** Task goal **
In full and without alteration, repeat the material.

### Exercise material ###

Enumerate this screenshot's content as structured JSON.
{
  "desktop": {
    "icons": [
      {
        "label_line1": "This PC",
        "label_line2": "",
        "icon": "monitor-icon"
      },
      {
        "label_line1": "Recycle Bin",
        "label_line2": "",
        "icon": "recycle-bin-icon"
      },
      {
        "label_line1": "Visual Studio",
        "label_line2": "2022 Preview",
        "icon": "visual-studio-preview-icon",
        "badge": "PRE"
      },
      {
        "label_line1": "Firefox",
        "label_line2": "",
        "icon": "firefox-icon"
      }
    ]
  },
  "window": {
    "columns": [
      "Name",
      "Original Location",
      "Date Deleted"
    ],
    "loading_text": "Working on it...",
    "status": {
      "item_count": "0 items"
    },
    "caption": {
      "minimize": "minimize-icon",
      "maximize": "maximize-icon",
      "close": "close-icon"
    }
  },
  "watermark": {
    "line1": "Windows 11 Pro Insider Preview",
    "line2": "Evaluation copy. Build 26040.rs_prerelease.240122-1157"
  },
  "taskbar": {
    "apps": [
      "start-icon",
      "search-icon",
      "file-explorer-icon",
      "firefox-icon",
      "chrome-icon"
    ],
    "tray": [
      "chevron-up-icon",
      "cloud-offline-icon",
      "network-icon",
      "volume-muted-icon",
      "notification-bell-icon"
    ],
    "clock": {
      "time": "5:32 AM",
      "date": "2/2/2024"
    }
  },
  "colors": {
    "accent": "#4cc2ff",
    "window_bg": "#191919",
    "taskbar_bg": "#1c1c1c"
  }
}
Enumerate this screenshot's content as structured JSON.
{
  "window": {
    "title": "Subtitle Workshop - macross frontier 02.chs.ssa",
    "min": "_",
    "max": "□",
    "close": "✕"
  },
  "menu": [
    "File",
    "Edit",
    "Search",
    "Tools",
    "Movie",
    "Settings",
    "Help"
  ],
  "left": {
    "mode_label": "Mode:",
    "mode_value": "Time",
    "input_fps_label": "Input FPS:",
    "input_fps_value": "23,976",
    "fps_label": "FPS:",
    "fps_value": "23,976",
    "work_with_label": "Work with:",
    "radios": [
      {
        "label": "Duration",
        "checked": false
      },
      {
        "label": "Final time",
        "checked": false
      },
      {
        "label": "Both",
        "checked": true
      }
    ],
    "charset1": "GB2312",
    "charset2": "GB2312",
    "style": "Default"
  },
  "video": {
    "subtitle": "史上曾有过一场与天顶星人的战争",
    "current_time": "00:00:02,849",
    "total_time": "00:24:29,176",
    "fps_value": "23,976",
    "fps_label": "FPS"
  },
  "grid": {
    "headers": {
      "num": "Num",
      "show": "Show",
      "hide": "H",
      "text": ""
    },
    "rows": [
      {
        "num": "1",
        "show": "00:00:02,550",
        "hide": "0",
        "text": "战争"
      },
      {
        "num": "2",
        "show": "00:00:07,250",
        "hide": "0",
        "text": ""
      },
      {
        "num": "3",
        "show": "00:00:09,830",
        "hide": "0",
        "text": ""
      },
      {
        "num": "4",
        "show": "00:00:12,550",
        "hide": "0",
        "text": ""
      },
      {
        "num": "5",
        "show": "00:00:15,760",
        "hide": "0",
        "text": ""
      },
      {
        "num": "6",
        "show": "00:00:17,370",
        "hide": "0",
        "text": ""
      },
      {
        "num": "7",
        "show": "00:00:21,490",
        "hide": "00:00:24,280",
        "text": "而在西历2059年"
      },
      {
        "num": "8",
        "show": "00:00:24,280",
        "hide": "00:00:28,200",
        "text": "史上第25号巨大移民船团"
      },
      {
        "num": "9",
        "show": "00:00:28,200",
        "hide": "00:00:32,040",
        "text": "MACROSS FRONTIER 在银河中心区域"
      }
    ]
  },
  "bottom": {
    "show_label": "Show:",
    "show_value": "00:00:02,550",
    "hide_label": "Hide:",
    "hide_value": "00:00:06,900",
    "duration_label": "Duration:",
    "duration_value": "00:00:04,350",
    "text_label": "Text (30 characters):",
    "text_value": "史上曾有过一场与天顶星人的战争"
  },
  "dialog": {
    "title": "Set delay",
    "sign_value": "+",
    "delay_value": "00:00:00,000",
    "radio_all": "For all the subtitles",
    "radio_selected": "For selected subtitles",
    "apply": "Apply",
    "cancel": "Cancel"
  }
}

###

** Task output **
Enumerate this screenshot's content as structured JSON.
{
  "desktop": {
    "icons": [
      {
        "label_line1": "This PC",
        "label_line2": "",
        "icon": "monitor-icon"
      },
      {
        "label_line1": "Recycle Bin",
        "label_line2": "",
        "icon": "recycle-bin-icon"
      },
      {
        "label_line1": "Visual Studio",
        "label_line2": "2022 Preview",
        "icon": "visual-studio-preview-icon",
        "badge": "PRE"
      },
      {
        "label_line1": "Firefox",
        "label_line2": "",
        "icon": "firefox-icon"
      }
    ]
  },
  "window": {
    "columns": [
      "Name",
      "Original Location",
      "Date Deleted"
    ],
    "loading_text": "Working on it...",
    "status": {
      "item_count": "0 items"
    },
    "caption": {
      "minimize": "minimize-icon",
      "maximize": "maximize-icon",
      "close": "close-icon"
    }
  },
  "watermark": {
    "line1": "Windows 11 Pro Insider Preview",
    "line2": "Evaluation copy. Build 26040.rs_prerelease.240122-1157"
  },
  "taskbar": {
    "apps": [
      "start-icon",
      "search-icon",
      "file-explorer-icon",
      "firefox-icon",
      "chrome-icon"
    ],
    "tray": [
      "chevron-up-icon",
      "cloud-offline-icon",
      "network-icon",
      "volume-muted-icon",
      "notification-bell-icon"
    ],
    "clock": {
      "time": "5:32 AM",
      "date": "2/2/2024"
    }
  },
  "colors": {
    "accent": "#4cc2ff",
    "window_bg": "#191919",
    "taskbar_bg": "#1c1c1c"
  }
}
Enumerate this screenshot's content as structured JSON.
{
  "window": {
    "title": "Subtitle Workshop - macross frontier 02.chs.ssa",
    "min": "_",
    "max": "□",
    "close": "✕"
  },
  "menu": [
    "File",
    "Edit",
    "Search",
    "Tools",
    "Movie",
    "Settings",
    "Help"
  ],
  "left": {
    "mode_label": "Mode:",
    "mode_value": "Time",
    "input_fps_label": "Input FPS:",
    "input_fps_value": "23,976",
    "fps_label": "FPS:",
    "fps_value": "23,976",
    "work_with_label": "Work with:",
    "radios": [
      {
        "label": "Duration",
        "checked": false
      },
      {
        "label": "Final time",
        "checked": false
      },
      {
        "label": "Both",
        "checked": true
      }
    ],
    "charset1": "GB2312",
    "charset2": "GB2312",
    "style": "Default"
  },
  "video": {
    "subtitle": "史上曾有过一场与天顶星人的战争",
    "current_time": "00:00:02,849",
    "total_time": "00:24:29,176",
    "fps_value": "23,976",
    "fps_label": "FPS"
  },
  "grid": {
    "headers": {
      "num": "Num",
      "show": "Show",
      "hide": "H",
      "text": ""
    },
    "rows": [
      {
        "num": "1",
        "show": "00:00:02,550",
        "hide": "0",
        "text": "战争"
      },
      {
        "num": "2",
        "show": "00:00:07,250",
        "hide": "0",
        "text": ""
      },
      {
        "num": "3",
        "show": "00:00:09,830",
        "hide": "0",
        "text": ""
      },
      {
        "num": "4",
        "show": "00:00:12,550",
        "hide": "0",
        "text": ""
      },
      {
        "num": "5",
        "show": "00:00:15,760",
        "hide": "0",
        "text": ""
      },
      {
        "num": "6",
        "show": "00:00:17,370",
        "hide": "0",
        "text": ""
      },
      {
        "num": "7",
        "show": "00:00:21,490",
        "hide": "00:00:24,280",
        "text": "而在西历2059年"
      },
      {
        "num": "8",
        "show": "00:00:24,280",
        "hide": "00:00:28,200",
        "text": "史上第25号巨大移民船团"
      },
      {
        "num": "9",
        "show": "00:00:28,200",
        "hide": "00:00:32,040",
        "text": "MACROSS FRONTIER 在银河中心区域"
      }
    ]
  },
  "bottom": {
    "show_label": "Show:",
    "show_value": "00:00:02,550",
    "hide_label": "Hide:",
    "hide_value": "00:00:06,900",
    "duration_label": "Duration:",
    "duration_value": "00:00:04,350",
    "text_label": "Text (30 characters):",
    "text_value": "史上曾有过一场与天顶星人的战争"
  },
  "dialog": {
    "title": "Set delay",
    "sign_value": "+",
    "delay_value": "00:00:00,000",
    "radio_all": "For all the subtitles",
    "radio_selected": "For selected subtitles",
    "apply": "Apply",
    "cancel": "Cancel"
  }
}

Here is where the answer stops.